**Required task**:
Wherever a line in the data below holds "Velaiyilla", copy that line.
########
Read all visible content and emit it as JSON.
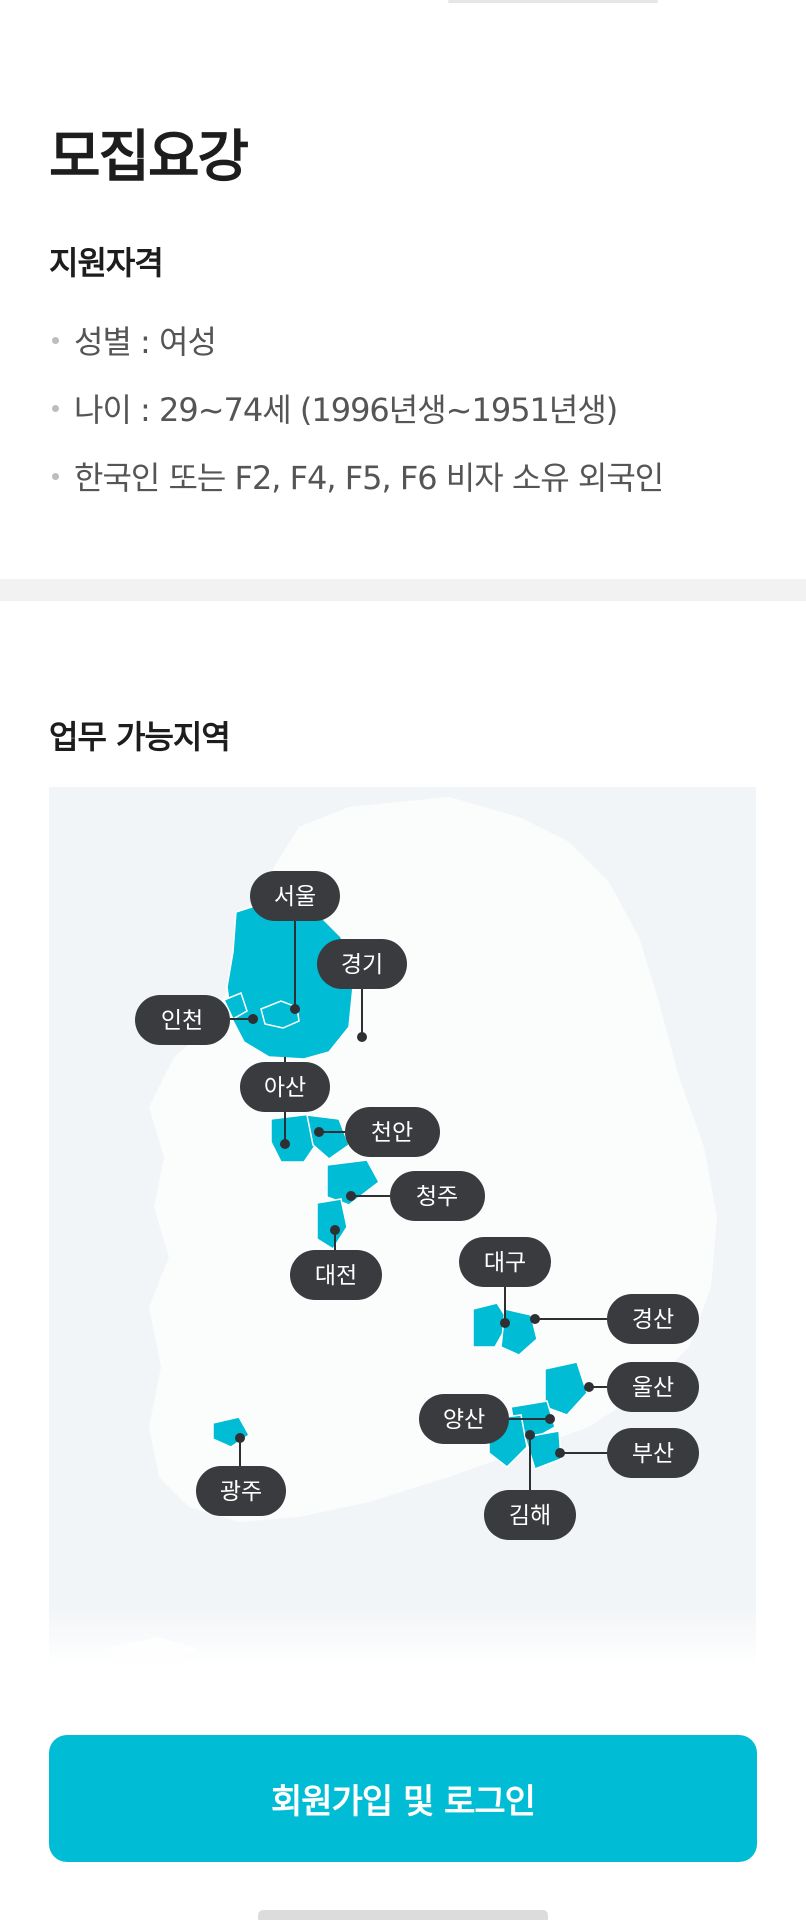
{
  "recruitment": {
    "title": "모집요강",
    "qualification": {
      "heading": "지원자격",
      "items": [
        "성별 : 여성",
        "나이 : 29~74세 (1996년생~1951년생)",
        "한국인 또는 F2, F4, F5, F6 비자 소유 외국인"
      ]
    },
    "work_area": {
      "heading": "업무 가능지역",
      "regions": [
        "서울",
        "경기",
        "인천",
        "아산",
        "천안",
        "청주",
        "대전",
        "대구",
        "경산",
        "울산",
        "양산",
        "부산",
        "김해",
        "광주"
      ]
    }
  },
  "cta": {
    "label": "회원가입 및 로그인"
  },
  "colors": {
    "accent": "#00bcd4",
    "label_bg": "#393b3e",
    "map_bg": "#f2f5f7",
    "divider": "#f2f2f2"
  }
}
########
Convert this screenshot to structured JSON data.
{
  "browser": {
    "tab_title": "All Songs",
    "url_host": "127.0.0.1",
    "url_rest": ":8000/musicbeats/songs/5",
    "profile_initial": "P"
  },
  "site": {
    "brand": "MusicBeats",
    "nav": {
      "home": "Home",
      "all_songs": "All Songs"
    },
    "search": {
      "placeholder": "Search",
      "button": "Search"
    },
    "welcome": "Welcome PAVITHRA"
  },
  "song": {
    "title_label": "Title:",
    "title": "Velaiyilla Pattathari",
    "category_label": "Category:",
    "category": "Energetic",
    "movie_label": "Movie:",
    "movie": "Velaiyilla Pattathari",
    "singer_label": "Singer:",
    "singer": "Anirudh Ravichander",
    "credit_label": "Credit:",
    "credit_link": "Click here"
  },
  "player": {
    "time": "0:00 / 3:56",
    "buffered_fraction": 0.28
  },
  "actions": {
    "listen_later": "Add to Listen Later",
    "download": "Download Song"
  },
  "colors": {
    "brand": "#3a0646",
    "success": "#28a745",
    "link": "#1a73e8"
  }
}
########
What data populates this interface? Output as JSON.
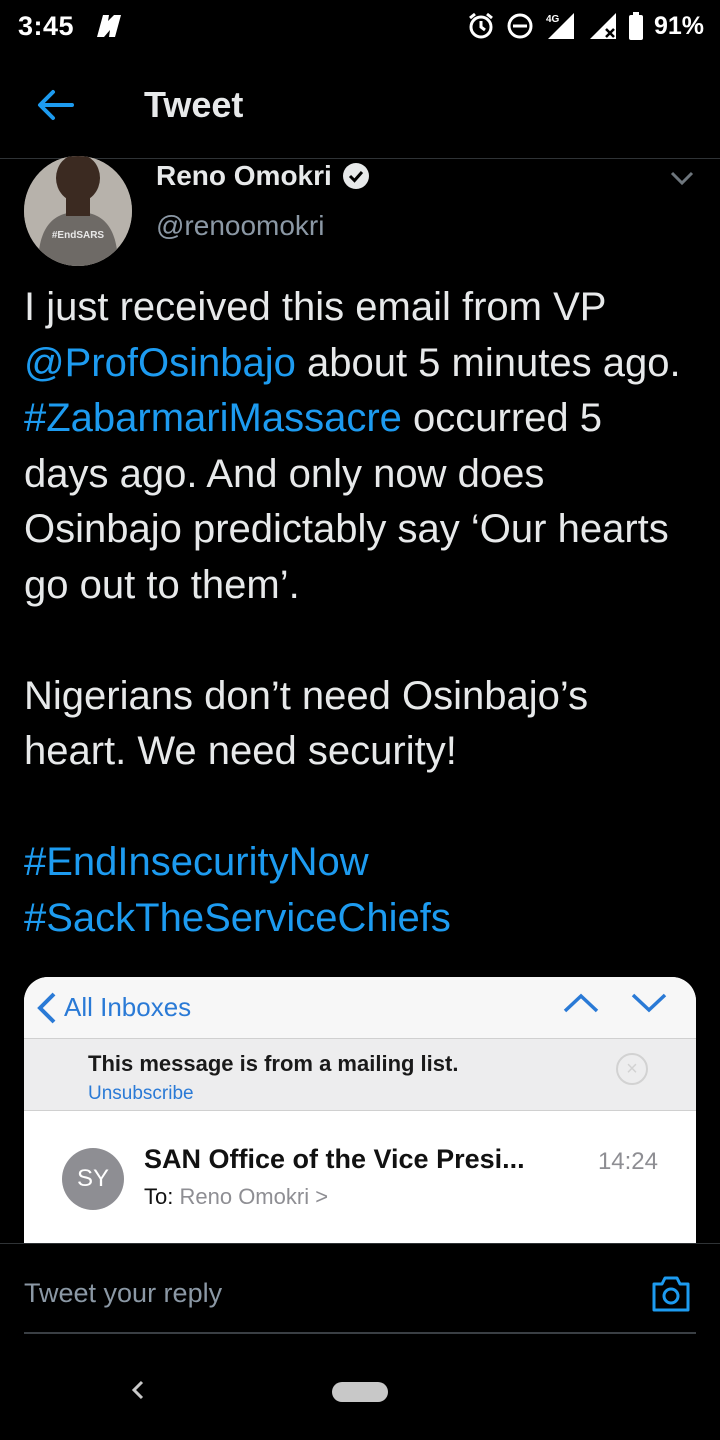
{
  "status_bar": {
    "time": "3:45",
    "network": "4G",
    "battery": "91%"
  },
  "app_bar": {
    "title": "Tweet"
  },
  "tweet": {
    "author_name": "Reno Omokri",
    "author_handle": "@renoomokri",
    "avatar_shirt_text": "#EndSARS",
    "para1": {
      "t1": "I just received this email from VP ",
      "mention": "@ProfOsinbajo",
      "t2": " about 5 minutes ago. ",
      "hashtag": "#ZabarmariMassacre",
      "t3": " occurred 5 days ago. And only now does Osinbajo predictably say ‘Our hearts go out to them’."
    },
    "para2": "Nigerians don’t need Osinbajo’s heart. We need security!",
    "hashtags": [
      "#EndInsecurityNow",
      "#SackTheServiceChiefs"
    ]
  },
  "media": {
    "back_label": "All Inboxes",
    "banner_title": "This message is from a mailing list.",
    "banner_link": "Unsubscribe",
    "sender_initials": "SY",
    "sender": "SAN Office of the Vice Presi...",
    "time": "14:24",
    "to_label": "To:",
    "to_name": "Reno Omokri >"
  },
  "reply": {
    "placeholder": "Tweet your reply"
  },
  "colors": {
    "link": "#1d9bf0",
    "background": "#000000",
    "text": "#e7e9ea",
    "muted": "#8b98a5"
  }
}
########
**Output of the exercise**:
    "title": "Velaiyilla Pattathari",
    "movie": "Velaiyilla Pattathari",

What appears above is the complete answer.